## TASK REQUIREMENTS:
For this exercise, repeat all of the material verbatim apart from its images.

## MATERIAL PROVIDED:
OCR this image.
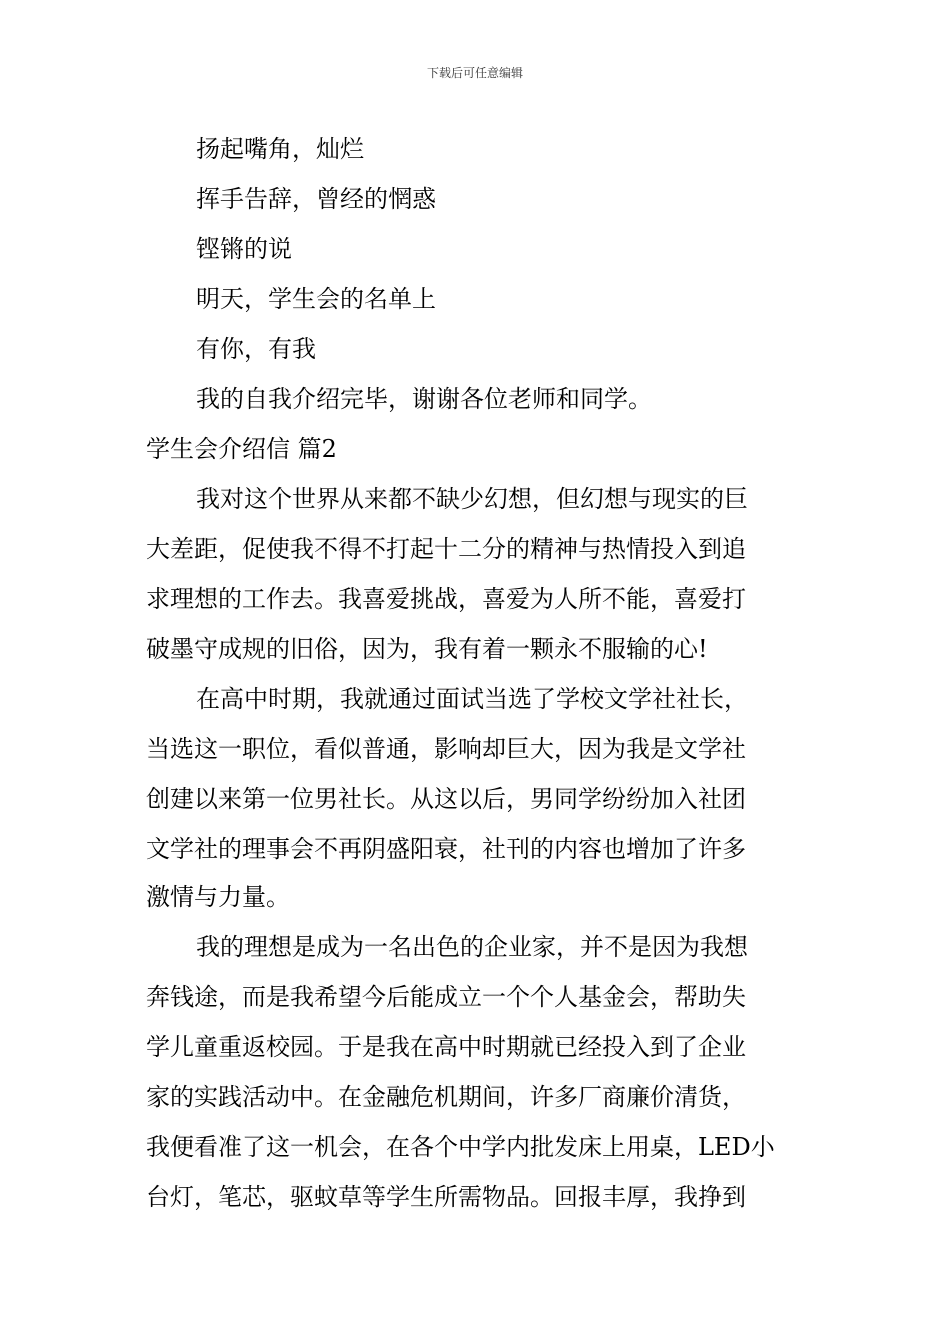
下载后可任意编辑
扬起嘴角，灿烂
挥手告辞，曾经的惘惑
铿锵的说
明天，学生会的名单上
有你，有我
我的自我介绍完毕，谢谢各位老师和同学。
学生会介绍信 篇2
我对这个世界从来都不缺少幻想，但幻想与现实的巨
大差距，促使我不得不打起十二分的精神与热情投入到追
求理想的工作去。我喜爱挑战，喜爱为人所不能，喜爱打
破墨守成规的旧俗，因为，我有着一颗永不服输的心!
在高中时期，我就通过面试当选了学校文学社社长，
当选这一职位，看似普通，影响却巨大，因为我是文学社
创建以来第一位男社长。从这以后，男同学纷纷加入社团
文学社的理事会不再阴盛阳衰，社刊的内容也增加了许多
激情与力量。
我的理想是成为一名出色的企业家，并不是因为我想
奔钱途，而是我希望今后能成立一个个人基金会，帮助失
学儿童重返校园。于是我在高中时期就已经投入到了企业
家的实践活动中。在金融危机期间，许多厂商廉价清货，
我便看准了这一机会，在各个中学内批发床上用桌，LED小
台灯，笔芯，驱蚊草等学生所需物品。回报丰厚，我挣到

## SOLVED PROBLEM:
OCR this image.
下载后可任意编辑
扬起嘴角，灿烂
挥手告辞，曾经的惘惑
铿锵的说
明天，学生会的名单上
有你，有我
我的自我介绍完毕，谢谢各位老师和同学。
学生会介绍信 篇2
我对这个世界从来都不缺少幻想，但幻想与现实的巨
大差距，促使我不得不打起十二分的精神与热情投入到追
求理想的工作去。我喜爱挑战，喜爱为人所不能，喜爱打
破墨守成规的旧俗，因为，我有着一颗永不服输的心!
在高中时期，我就通过面试当选了学校文学社社长，
当选这一职位，看似普通，影响却巨大，因为我是文学社
创建以来第一位男社长。从这以后，男同学纷纷加入社团
文学社的理事会不再阴盛阳衰，社刊的内容也增加了许多
激情与力量。
我的理想是成为一名出色的企业家，并不是因为我想
奔钱途，而是我希望今后能成立一个个人基金会，帮助失
学儿童重返校园。于是我在高中时期就已经投入到了企业
家的实践活动中。在金融危机期间，许多厂商廉价清货，
我便看准了这一机会，在各个中学内批发床上用桌，LED小
台灯，笔芯，驱蚊草等学生所需物品。回报丰厚，我挣到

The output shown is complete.